Direction =
Filter for the word "name" and keep each matching line.

Dataset items
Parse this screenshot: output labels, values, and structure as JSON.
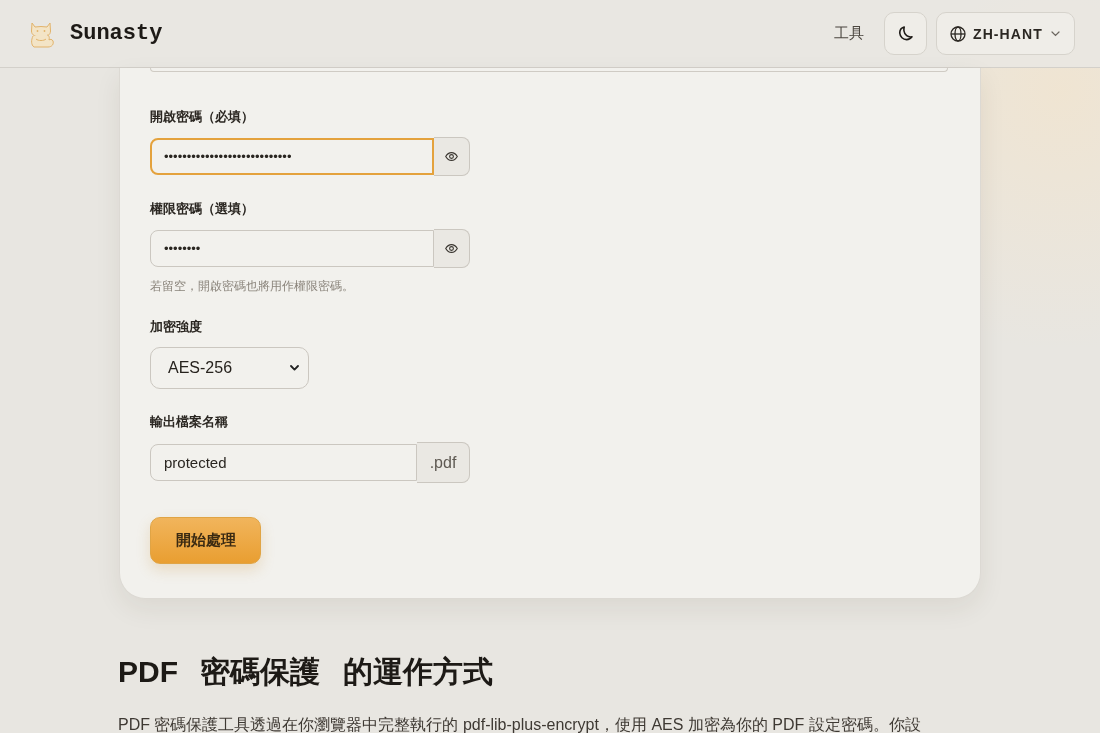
{
  "header": {
    "brand": "Sunasty",
    "nav": [
      {
        "label": "工具"
      }
    ],
    "language": "ZH-HANT"
  },
  "form": {
    "fields": [
      {
        "kind": "password",
        "label": "開啟密碼（必填）",
        "value": "••••••••••••••••••••••••••••",
        "focused": true
      },
      {
        "kind": "password",
        "label": "權限密碼（選填）",
        "value": "••••••••",
        "focused": false,
        "hint": "若留空，開啟密碼也將用作權限密碼。"
      },
      {
        "kind": "select",
        "label": "加密強度",
        "value": "AES-256",
        "focused": false
      },
      {
        "kind": "text",
        "label": "輸出檔案名稱",
        "value": "protected",
        "suffix": ".pdf",
        "focused": false
      }
    ],
    "submit": "開始處理"
  },
  "section": {
    "title": "PDF 密碼保護 的運作方式",
    "body": "PDF 密碼保護工具透過在你瀏覽器中完整執行的 pdf-lib-plus-encrypt，使用 AES 加密為你的 PDF 設定密碼。你設"
  }
}
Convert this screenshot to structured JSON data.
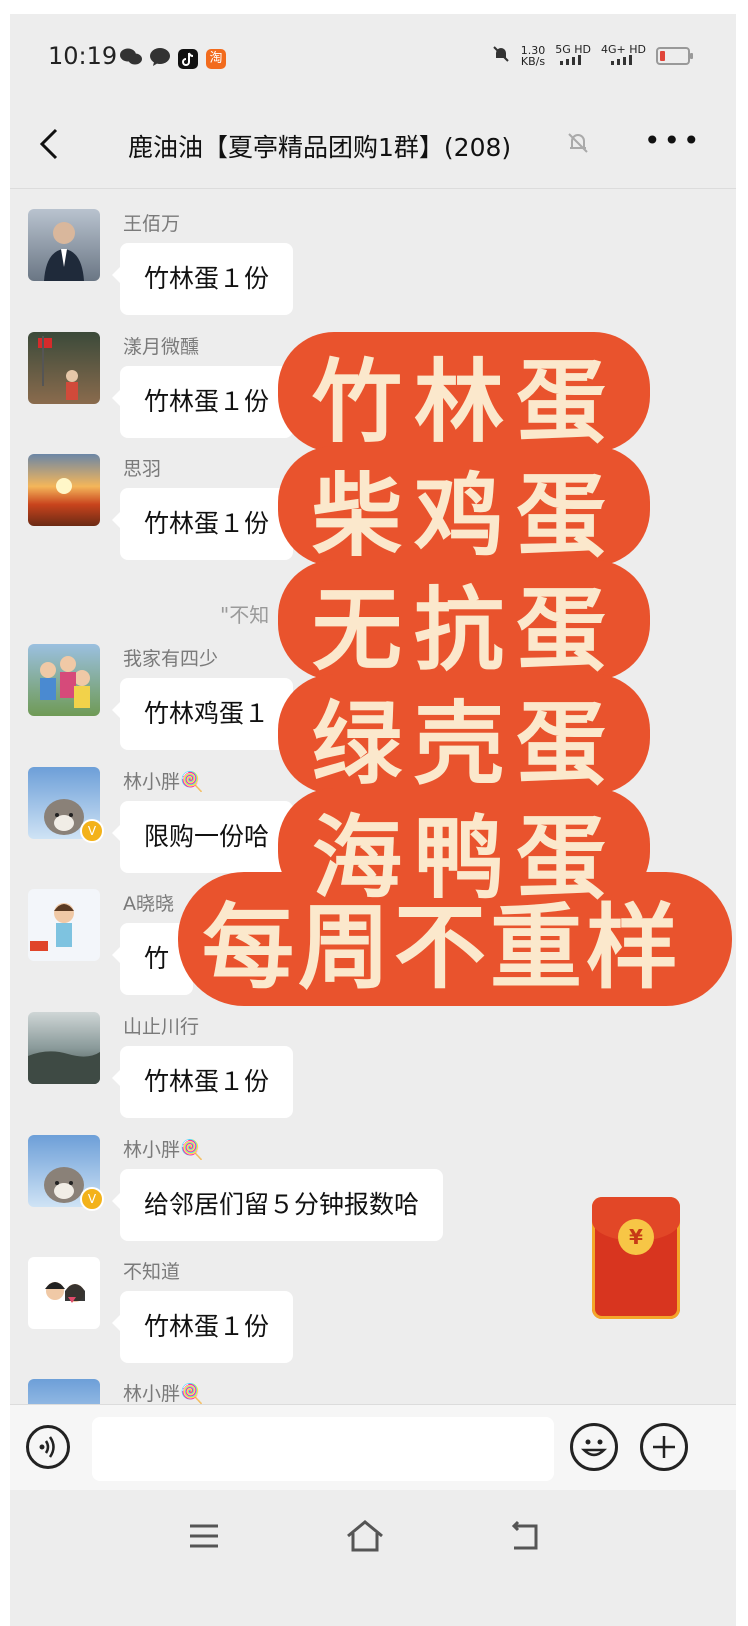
{
  "status_bar": {
    "time": "10:19",
    "net_speed": "1.30",
    "net_unit": "KB/s",
    "sim1": "5G HD",
    "sim2": "4G+ HD",
    "app_icons": [
      "wechat-icon",
      "chat-bubble-icon",
      "tiktok-icon",
      "taobao-icon"
    ],
    "taobao_text": "淘"
  },
  "header": {
    "title": "鹿油油【夏亭精品团购1群】(208)"
  },
  "messages": [
    {
      "name": "王佰万",
      "text": "竹林蛋１份"
    },
    {
      "name": "漾月微醺",
      "text": "竹林蛋１份"
    },
    {
      "name": "思羽",
      "text": "竹林蛋１份"
    },
    {
      "name": "我家有四少",
      "text": "竹林鸡蛋１"
    },
    {
      "name": "林小胖🍭",
      "text": "限购一份哈"
    },
    {
      "name": "A晓晓",
      "text": "竹"
    },
    {
      "name": "山止川行",
      "text": "竹林蛋１份"
    },
    {
      "name": "林小胖🍭",
      "text": "给邻居们留５分钟报数哈"
    },
    {
      "name": "不知道",
      "text": "竹林蛋１份"
    },
    {
      "name": "林小胖🍭",
      "text": ""
    }
  ],
  "system_note": "\"不知",
  "promo": {
    "lines": [
      "竹林蛋",
      "柴鸡蛋",
      "无抗蛋",
      "绿壳蛋",
      "海鸭蛋",
      "每周不重样"
    ],
    "bg_color": "#e9532d",
    "text_color": "#fbe8cc"
  },
  "red_packet": {
    "symbol": "¥"
  },
  "input": {
    "placeholder": ""
  },
  "colors": {
    "chat_bg": "#ededed",
    "bubble": "#ffffff",
    "name": "#7a7a7a"
  }
}
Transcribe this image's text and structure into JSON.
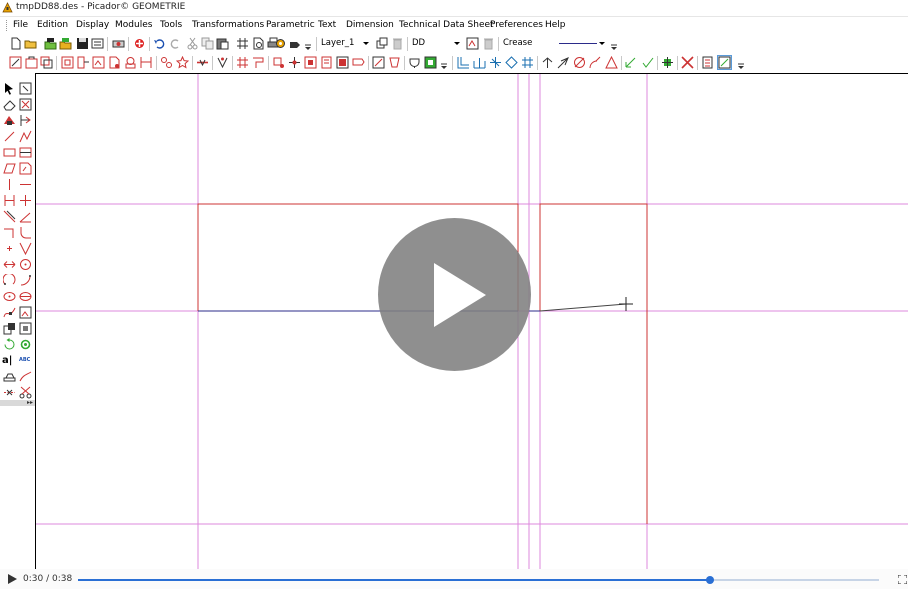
{
  "window": {
    "title": "tmpDD88.des - Picador© GEOMETRIE",
    "app_icon": "picador-app-icon"
  },
  "menu": [
    "File",
    "Edition",
    "Display",
    "Modules",
    "Tools",
    "Transformations",
    "Parametric",
    "Text",
    "Dimension",
    "Technical Data Sheet",
    "Preferences",
    "Help"
  ],
  "toolbar": {
    "layer_value": "Layer_1",
    "style_value": "DD",
    "line_type_value": "Crease",
    "file_icons": [
      "new-file-icon",
      "open-folder-icon",
      "open-recent-icon",
      "open-color-icon",
      "save-icon",
      "save-as-icon",
      "print-settings-icon",
      "import-icon"
    ],
    "edit_icons": [
      "undo-icon",
      "redo-icon",
      "cut-icon",
      "copy-icon",
      "paste-icon",
      "grid-icon",
      "print-preview-icon",
      "print-icon",
      "settings-icon",
      "export-icon"
    ]
  },
  "colors": {
    "grid_line": "#dd88dd",
    "shape_line": "#cc3333",
    "drawn_line": "#2b2b8a",
    "accent": "#2a6fd4"
  },
  "player": {
    "current_time": "0:30",
    "duration": "0:38",
    "time_separator": "/",
    "progress": 0.7895
  }
}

Task output =
      "name": "王佰万",
      "name": "漾月微醺",
      "name": "思羽",
      "name": "我家有四少",
      "name": "林小胖🍭",
      "name": "A晓晓",
      "name": "山止川行",
      "name": "林小胖🍭",
      "name": "不知道",
      "name": "林小胖🍭",
    "name": "#7a7a7a"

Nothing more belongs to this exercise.